- **Raw records**:
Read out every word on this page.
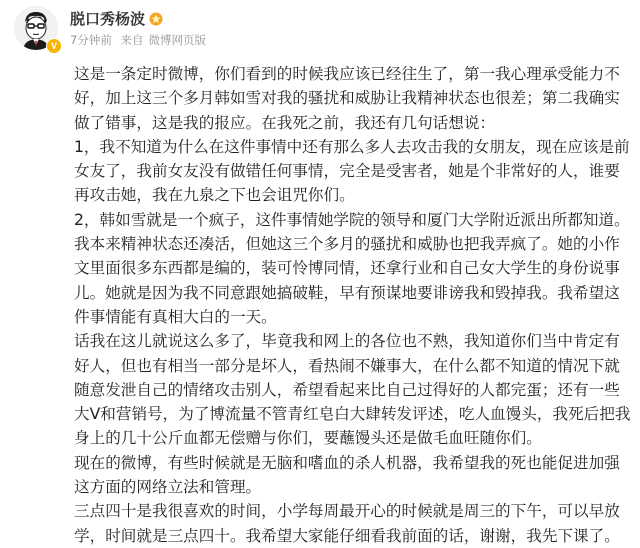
V
脱口秀杨波
7分钟前 来自 微博网页版

这是一条定时微博，你们看到的时候我应该已经往生了，第一我心理承受能力不好，加上这三个多月韩如雪对我的骚扰和威胁让我精神状态也很差；第二我确实做了错事，这是我的报应。在我死之前，我还有几句话想说：

1，我不知道为什么在这件事情中还有那么多人去攻击我的女朋友，现在应该是前女友了，我前女友没有做错任何事情，完全是受害者，她是个非常好的人，谁要再攻击她，我在九泉之下也会诅咒你们。

2，韩如雪就是一个疯子，这件事情她学院的领导和厦门大学附近派出所都知道。我本来精神状态还凑活，但她这三个多月的骚扰和威胁也把我弄疯了。她的小作文里面很多东西都是编的，装可怜博同情，还拿行业和自己女大学生的身份说事儿。她就是因为我不同意跟她搞破鞋，早有预谋地要诽谤我和毁掉我。我希望这件事情能有真相大白的一天。

话我在这儿就说这么多了，毕竟我和网上的各位也不熟，我知道你们当中肯定有好人，但也有相当一部分是坏人，看热闹不嫌事大，在什么都不知道的情况下就随意发泄自己的情绪攻击别人，希望看起来比自己过得好的人都完蛋；还有一些大V和营销号，为了博流量不管青红皂白大肆转发评述，吃人血馒头，我死后把我身上的几十公斤血都无偿赠与你们，要蘸馒头还是做毛血旺随你们。

现在的微博，有些时候就是无脑和嗜血的杀人机器，我希望我的死也能促进加强这方面的网络立法和管理。

三点四十是我很喜欢的时间，小学每周最开心的时候就是周三的下午，可以早放学，时间就是三点四十。我希望大家能仔细看我前面的话，谢谢，我先下课了。
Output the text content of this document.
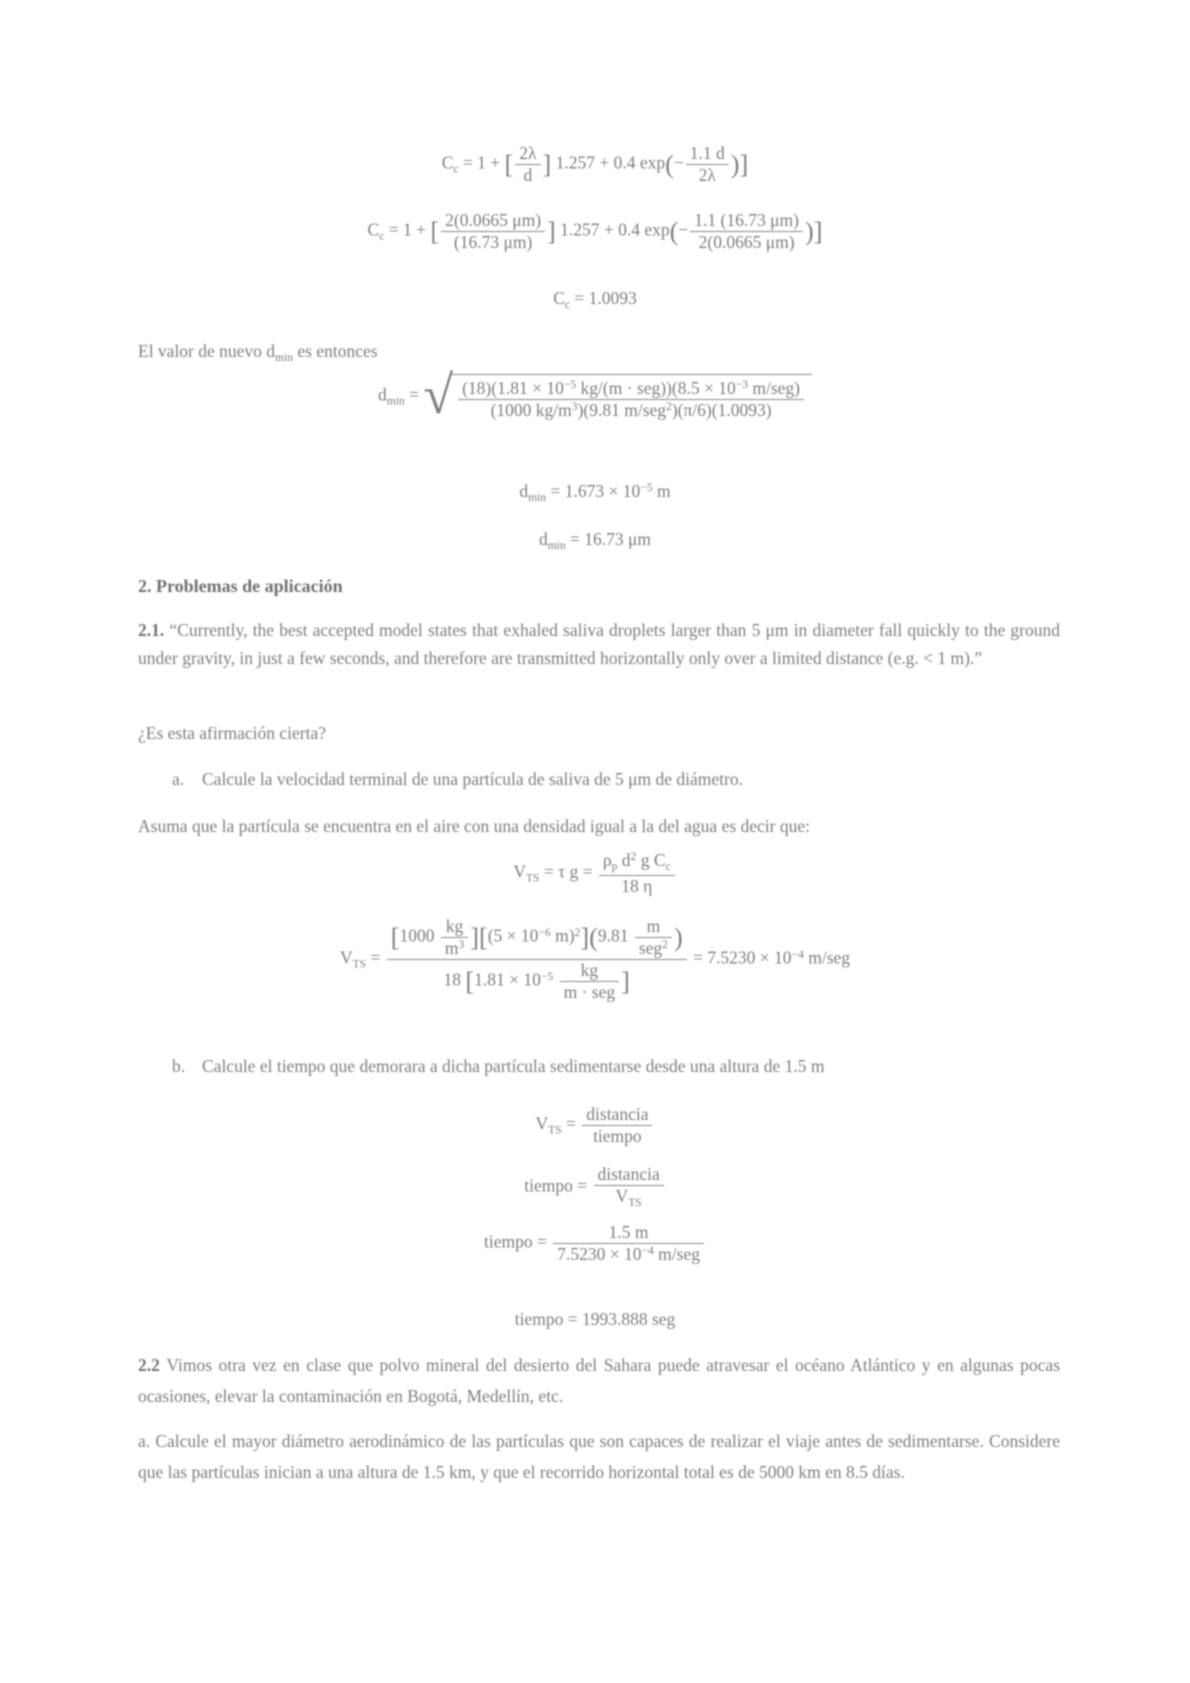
$C_c = 1$ + [ $\frac{2\lambda}{d}$ ] 1.257 + 0.4 $\exp(- \frac{1.1 d}{2\lambda}$ )]
$C_c = 1$ + [ $\frac{2(0.0665 \mu m)}{(16.73 \mu m)}$ ] 1.257 + 0.4 $\exp(- \frac{1.1 (16.73 \mu m)}{2(0.0665 \mu m)}$ )]
$C_c = 1.0093$
El valor de nuevo $d_{min}$ es entonces
$d_{min}$ = √ $(18)(1.81 \times 10^{-5}$ $kg/(m \cdot seg))(8.5 \times 10^{-3}$ m/seg)
(1000 $kg/m^3)(9.81$ m/seg$^2$)(π/6)(1.0093)
$d_{min} = 1.673 \times 10^{-5}$ m
$d_{min} = 16.73$ μm
2. Problemas de aplicación
2.1. “Currently, the best accepted model states that exhaled saliva droplets larger than 5 μm in diameter fall quickly to the ground under gravity, in just a few seconds, and therefore are transmitted horizontally only over a limited distance (e.g. < 1 m).”
¿Es esta afirmación cierta?
a. Calcule la velocidad terminal de una partícula de saliva de 5 μm de diámetro.
Asuma que la partícula se encuentra en el aire con una densidad igual a la del agua es decir que:
$V_{TS} = \tau$ $g = \frac{\rho_p d^2 g C_c}{18 \eta}$
$V_{TS}$ =
$[1000 \frac{kg}{m^3} ][(5 \times 10^{-6}$ m)$^2$](9.81 m
seg$^2$ )
18 [$1.81 \times 10^{-5}$	kg
m · seg ]
= $7.5230 \times 10^{-4}$ m/seg
b. Calcule el tiempo que demorara a dicha partícula sedimentarse desde una altura de 1.5 m
$V_{TS}$ = distancia
tiempo
tiempo =
distancia
$V_{TS}$
tiempo =	1.5 m
$7.5230 \times 10^{-4}$ m/seg
tiempo = 1993.888 seg
2.2 Vimos otra vez en clase que polvo mineral del desierto del Sahara puede atravesar el océano Atlántico y en algunas pocas ocasiones, elevar la contaminación en Bogotá, Medellín, etc.
a. Calcule el mayor diámetro aerodinámico de las partículas que son capaces de realizar el viaje antes de sedimentarse. Considere que las partículas inician a una altura de 1.5 km, y que el recorrido horizontal total es de 5000 km en 8.5 días.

- **Exercise description**: List every line from the entries above in which "diámetro" appears.

- **Written answer**:
a. Calcule la velocidad terminal de una partícula de saliva de 5 μm de diámetro.
a. Calcule el mayor diámetro aerodinámico de las partículas que son capaces de realizar el viaje antes de sedimentarse. Considere que las partículas inician a una altura de 1.5 km, y que el recorrido horizontal total es de 5000 km en 8.5 días.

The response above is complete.